* begin *

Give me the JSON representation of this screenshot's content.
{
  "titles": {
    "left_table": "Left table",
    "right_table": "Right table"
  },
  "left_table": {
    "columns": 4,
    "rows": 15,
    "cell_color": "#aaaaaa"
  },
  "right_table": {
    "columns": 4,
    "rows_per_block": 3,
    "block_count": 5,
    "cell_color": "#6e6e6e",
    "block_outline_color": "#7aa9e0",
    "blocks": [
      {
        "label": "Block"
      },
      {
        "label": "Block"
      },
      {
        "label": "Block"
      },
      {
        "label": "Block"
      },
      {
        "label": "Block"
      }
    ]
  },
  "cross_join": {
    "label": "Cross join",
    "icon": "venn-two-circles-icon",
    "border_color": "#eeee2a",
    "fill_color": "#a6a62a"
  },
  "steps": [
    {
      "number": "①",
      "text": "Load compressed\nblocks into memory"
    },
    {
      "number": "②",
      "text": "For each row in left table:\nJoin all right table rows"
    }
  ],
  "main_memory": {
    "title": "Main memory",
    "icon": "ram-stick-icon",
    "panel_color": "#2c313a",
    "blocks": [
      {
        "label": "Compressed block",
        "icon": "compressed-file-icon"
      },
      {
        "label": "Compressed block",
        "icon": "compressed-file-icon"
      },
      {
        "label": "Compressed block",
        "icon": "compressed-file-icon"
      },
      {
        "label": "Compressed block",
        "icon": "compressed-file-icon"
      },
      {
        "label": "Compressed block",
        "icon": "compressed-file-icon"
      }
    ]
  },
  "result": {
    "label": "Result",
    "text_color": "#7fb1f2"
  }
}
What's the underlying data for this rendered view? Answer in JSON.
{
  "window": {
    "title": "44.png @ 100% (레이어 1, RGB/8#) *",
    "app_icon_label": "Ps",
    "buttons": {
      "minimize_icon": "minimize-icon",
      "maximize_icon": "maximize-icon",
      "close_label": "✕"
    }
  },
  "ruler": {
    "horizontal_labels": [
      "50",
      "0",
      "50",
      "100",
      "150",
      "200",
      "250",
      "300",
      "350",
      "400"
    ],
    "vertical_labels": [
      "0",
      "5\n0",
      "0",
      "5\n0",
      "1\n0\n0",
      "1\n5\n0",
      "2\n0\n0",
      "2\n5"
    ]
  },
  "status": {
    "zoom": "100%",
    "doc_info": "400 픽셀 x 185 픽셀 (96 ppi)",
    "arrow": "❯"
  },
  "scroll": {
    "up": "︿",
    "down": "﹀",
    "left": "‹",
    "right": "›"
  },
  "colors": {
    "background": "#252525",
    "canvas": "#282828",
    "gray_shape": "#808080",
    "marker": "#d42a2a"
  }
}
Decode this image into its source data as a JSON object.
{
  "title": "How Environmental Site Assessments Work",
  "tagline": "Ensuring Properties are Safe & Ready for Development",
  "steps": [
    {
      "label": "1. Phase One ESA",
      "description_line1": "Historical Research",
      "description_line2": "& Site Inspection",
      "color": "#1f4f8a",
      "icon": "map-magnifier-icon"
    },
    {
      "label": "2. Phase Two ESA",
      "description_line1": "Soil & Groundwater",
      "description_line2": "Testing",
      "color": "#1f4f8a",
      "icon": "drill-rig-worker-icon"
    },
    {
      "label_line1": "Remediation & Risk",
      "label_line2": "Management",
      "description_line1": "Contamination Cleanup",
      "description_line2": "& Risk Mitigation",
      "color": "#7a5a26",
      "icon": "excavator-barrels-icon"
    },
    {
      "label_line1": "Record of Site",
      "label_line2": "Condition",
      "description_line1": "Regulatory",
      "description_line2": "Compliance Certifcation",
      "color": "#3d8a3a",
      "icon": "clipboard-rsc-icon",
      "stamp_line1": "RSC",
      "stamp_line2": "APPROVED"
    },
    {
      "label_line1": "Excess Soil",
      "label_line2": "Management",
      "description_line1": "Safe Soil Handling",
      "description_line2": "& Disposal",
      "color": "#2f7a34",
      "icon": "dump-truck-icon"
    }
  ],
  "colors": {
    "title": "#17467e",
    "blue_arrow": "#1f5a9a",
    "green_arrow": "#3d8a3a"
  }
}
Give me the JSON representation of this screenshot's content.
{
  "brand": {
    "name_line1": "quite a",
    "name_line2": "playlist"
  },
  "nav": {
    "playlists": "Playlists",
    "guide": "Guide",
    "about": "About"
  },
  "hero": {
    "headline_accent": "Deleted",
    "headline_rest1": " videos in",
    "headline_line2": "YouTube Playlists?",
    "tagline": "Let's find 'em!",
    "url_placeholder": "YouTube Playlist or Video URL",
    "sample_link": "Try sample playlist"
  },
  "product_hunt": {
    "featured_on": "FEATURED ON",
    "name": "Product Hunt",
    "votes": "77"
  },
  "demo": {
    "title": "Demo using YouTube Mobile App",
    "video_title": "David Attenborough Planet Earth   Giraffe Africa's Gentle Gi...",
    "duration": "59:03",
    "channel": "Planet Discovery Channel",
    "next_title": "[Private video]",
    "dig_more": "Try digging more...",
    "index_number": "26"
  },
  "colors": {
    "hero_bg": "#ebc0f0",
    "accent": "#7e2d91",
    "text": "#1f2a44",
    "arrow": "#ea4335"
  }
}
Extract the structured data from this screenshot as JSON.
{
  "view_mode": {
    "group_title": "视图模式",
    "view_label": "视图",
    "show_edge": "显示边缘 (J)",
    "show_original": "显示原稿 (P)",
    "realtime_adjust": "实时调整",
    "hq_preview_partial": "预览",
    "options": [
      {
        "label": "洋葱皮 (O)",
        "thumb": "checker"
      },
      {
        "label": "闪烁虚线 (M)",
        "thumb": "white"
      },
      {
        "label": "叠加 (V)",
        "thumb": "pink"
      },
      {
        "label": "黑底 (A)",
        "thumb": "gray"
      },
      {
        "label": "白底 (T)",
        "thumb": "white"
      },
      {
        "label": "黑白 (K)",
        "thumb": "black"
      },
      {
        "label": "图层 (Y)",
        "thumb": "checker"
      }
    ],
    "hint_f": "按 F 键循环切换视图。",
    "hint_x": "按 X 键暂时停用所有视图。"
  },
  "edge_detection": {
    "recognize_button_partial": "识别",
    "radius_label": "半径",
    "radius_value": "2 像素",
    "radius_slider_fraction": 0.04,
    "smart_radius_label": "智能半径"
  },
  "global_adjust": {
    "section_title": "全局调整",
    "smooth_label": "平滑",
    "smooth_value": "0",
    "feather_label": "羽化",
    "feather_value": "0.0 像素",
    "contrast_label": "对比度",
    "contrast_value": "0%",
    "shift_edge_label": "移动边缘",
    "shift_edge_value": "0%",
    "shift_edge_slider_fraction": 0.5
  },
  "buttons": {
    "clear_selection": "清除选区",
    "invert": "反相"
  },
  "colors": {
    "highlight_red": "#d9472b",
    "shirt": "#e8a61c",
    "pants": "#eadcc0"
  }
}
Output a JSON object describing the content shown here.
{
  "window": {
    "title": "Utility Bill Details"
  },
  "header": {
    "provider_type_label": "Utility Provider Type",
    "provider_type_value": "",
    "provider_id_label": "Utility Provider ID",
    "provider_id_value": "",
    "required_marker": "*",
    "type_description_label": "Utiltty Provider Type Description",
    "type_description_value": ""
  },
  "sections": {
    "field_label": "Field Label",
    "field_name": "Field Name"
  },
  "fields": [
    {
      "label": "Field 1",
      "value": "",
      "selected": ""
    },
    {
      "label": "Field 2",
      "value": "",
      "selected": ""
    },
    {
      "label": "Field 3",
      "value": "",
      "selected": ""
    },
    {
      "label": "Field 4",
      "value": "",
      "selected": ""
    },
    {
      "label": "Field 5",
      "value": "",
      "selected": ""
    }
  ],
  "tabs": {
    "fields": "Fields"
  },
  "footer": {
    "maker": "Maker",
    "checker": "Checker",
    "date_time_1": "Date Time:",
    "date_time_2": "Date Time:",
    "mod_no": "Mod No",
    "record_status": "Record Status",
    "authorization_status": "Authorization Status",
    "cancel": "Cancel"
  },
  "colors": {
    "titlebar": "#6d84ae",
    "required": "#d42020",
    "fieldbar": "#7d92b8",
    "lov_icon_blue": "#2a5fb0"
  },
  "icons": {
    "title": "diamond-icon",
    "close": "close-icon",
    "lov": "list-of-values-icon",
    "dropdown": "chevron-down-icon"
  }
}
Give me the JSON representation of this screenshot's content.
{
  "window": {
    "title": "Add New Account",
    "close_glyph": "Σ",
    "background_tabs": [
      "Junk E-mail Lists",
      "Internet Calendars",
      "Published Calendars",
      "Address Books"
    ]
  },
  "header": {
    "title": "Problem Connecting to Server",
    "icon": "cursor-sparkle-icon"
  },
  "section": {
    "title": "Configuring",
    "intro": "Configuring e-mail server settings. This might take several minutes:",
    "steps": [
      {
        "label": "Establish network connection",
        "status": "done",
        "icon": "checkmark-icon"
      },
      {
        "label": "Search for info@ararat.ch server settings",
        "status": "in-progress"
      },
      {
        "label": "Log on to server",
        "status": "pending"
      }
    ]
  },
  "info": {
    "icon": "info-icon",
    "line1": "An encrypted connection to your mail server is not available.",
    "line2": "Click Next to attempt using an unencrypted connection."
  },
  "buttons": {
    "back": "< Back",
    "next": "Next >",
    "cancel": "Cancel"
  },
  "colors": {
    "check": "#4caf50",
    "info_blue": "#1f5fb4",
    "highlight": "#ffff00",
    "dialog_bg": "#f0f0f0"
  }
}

* end *

STATED TASK
Extract every line above containing the word "Calendars".

OUTPUT BELOW
      "Internet Calendars",
      "Published Calendars",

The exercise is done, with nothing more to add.